» Work to be completed
Copy out the data below verbatim.

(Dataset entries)
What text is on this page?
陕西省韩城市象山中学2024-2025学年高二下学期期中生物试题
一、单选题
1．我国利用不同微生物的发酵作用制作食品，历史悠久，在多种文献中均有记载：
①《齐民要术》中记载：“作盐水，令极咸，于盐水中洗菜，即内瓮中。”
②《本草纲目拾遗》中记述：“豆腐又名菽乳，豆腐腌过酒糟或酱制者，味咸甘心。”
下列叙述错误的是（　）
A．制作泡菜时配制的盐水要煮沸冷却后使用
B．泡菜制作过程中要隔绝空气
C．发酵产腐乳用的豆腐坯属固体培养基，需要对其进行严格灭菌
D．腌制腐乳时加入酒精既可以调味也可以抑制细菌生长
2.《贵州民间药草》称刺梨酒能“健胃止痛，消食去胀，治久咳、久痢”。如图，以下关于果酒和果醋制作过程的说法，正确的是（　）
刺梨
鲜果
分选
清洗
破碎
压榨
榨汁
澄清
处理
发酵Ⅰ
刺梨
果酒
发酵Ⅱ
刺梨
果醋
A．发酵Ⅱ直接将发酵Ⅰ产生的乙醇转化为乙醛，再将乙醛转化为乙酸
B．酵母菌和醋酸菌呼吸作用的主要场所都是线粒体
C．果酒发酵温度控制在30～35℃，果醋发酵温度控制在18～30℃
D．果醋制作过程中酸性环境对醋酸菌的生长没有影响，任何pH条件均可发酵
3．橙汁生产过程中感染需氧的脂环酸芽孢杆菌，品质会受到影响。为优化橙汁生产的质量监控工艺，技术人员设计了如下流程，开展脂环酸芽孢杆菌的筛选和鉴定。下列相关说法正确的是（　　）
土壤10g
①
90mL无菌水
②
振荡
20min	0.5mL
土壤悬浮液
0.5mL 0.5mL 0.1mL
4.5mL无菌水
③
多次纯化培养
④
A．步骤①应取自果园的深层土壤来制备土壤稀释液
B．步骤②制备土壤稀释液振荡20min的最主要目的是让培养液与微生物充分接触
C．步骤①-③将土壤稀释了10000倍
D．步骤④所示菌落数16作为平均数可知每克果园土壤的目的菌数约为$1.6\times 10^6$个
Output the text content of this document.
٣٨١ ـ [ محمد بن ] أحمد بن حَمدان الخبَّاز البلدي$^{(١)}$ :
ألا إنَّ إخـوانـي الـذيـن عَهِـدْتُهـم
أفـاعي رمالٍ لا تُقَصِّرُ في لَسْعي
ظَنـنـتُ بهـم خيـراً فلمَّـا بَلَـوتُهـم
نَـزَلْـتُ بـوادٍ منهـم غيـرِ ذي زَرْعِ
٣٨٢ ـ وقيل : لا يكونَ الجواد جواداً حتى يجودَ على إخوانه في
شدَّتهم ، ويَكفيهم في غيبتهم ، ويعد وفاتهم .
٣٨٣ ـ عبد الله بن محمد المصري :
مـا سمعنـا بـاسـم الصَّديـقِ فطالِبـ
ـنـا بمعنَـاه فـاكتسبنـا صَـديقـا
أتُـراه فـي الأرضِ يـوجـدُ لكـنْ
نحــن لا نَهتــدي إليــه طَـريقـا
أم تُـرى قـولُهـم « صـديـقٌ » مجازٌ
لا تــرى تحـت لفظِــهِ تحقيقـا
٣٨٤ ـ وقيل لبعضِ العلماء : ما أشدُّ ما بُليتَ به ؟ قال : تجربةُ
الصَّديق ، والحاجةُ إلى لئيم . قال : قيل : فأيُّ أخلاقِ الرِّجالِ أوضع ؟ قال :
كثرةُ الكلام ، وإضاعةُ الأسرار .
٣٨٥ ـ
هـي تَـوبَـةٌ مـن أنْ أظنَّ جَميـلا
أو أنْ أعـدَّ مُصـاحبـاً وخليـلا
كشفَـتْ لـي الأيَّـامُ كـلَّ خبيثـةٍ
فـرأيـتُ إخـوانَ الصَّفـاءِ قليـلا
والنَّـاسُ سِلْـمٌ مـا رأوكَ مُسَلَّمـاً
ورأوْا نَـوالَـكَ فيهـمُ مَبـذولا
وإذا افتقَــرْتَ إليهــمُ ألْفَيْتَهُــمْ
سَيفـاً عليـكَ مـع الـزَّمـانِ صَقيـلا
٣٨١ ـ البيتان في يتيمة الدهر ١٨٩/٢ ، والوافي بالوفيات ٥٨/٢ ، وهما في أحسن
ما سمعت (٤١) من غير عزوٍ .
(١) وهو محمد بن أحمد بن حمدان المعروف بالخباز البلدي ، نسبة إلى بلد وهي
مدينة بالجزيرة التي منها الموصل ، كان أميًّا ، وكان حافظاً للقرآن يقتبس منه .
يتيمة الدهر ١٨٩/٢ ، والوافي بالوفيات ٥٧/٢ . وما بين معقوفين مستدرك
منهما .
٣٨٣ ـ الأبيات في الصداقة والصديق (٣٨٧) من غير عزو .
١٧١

» Problem solution
What text is on this page?
陕西省韩城市象山中学2024-2025学年高二下学期期中生物试题
一、单选题
1．我国利用不同微生物的发酵作用制作食品，历史悠久，在多种文献中均有记载：
①《齐民要术》中记载：“作盐水，令极咸，于盐水中洗菜，即内瓮中。”
②《本草纲目拾遗》中记述：“豆腐又名菽乳，豆腐腌过酒糟或酱制者，味咸甘心。”
下列叙述错误的是（　）
A．制作泡菜时配制的盐水要煮沸冷却后使用
B．泡菜制作过程中要隔绝空气
C．发酵产腐乳用的豆腐坯属固体培养基，需要对其进行严格灭菌
D．腌制腐乳时加入酒精既可以调味也可以抑制细菌生长
2.《贵州民间药草》称刺梨酒能“健胃止痛，消食去胀，治久咳、久痢”。如图，以下关于果酒和果醋制作过程的说法，正确的是（　）
刺梨
鲜果
分选
清洗
破碎
压榨
榨汁
澄清
处理
发酵Ⅰ
刺梨
果酒
发酵Ⅱ
刺梨
果醋
A．发酵Ⅱ直接将发酵Ⅰ产生的乙醇转化为乙醛，再将乙醛转化为乙酸
B．酵母菌和醋酸菌呼吸作用的主要场所都是线粒体
C．果酒发酵温度控制在30～35℃，果醋发酵温度控制在18～30℃
D．果醋制作过程中酸性环境对醋酸菌的生长没有影响，任何pH条件均可发酵
3．橙汁生产过程中感染需氧的脂环酸芽孢杆菌，品质会受到影响。为优化橙汁生产的质量监控工艺，技术人员设计了如下流程，开展脂环酸芽孢杆菌的筛选和鉴定。下列相关说法正确的是（　　）
土壤10g
①
90mL无菌水
②
振荡
20min	0.5mL
土壤悬浮液
0.5mL 0.5mL 0.1mL
4.5mL无菌水
③
多次纯化培养
④
A．步骤①应取自果园的深层土壤来制备土壤稀释液
B．步骤②制备土壤稀释液振荡20min的最主要目的是让培养液与微生物充分接触
C．步骤①-③将土壤稀释了10000倍
D．步骤④所示菌落数16作为平均数可知每克果园土壤的目的菌数约为$1.6\times 10^6$个
Output the text content of this document.
٣٨١ ـ [ محمد بن ] أحمد بن حَمدان الخبَّاز البلدي$^{(١)}$ :
ألا إنَّ إخـوانـي الـذيـن عَهِـدْتُهـم
أفـاعي رمالٍ لا تُقَصِّرُ في لَسْعي
ظَنـنـتُ بهـم خيـراً فلمَّـا بَلَـوتُهـم
نَـزَلْـتُ بـوادٍ منهـم غيـرِ ذي زَرْعِ
٣٨٢ ـ وقيل : لا يكونَ الجواد جواداً حتى يجودَ على إخوانه في
شدَّتهم ، ويَكفيهم في غيبتهم ، ويعد وفاتهم .
٣٨٣ ـ عبد الله بن محمد المصري :
مـا سمعنـا بـاسـم الصَّديـقِ فطالِبـ
ـنـا بمعنَـاه فـاكتسبنـا صَـديقـا
أتُـراه فـي الأرضِ يـوجـدُ لكـنْ
نحــن لا نَهتــدي إليــه طَـريقـا
أم تُـرى قـولُهـم « صـديـقٌ » مجازٌ
لا تــرى تحـت لفظِــهِ تحقيقـا
٣٨٤ ـ وقيل لبعضِ العلماء : ما أشدُّ ما بُليتَ به ؟ قال : تجربةُ
الصَّديق ، والحاجةُ إلى لئيم . قال : قيل : فأيُّ أخلاقِ الرِّجالِ أوضع ؟ قال :
كثرةُ الكلام ، وإضاعةُ الأسرار .
٣٨٥ ـ
هـي تَـوبَـةٌ مـن أنْ أظنَّ جَميـلا
أو أنْ أعـدَّ مُصـاحبـاً وخليـلا
كشفَـتْ لـي الأيَّـامُ كـلَّ خبيثـةٍ
فـرأيـتُ إخـوانَ الصَّفـاءِ قليـلا
والنَّـاسُ سِلْـمٌ مـا رأوكَ مُسَلَّمـاً
ورأوْا نَـوالَـكَ فيهـمُ مَبـذولا
وإذا افتقَــرْتَ إليهــمُ ألْفَيْتَهُــمْ
سَيفـاً عليـكَ مـع الـزَّمـانِ صَقيـلا
٣٨١ ـ البيتان في يتيمة الدهر ١٨٩/٢ ، والوافي بالوفيات ٥٨/٢ ، وهما في أحسن
ما سمعت (٤١) من غير عزوٍ .
(١) وهو محمد بن أحمد بن حمدان المعروف بالخباز البلدي ، نسبة إلى بلد وهي
مدينة بالجزيرة التي منها الموصل ، كان أميًّا ، وكان حافظاً للقرآن يقتبس منه .
يتيمة الدهر ١٨٩/٢ ، والوافي بالوفيات ٥٧/٢ . وما بين معقوفين مستدرك
منهما .
٣٨٣ ـ الأبيات في الصداقة والصديق (٣٨٧) من غير عزو .
١٧١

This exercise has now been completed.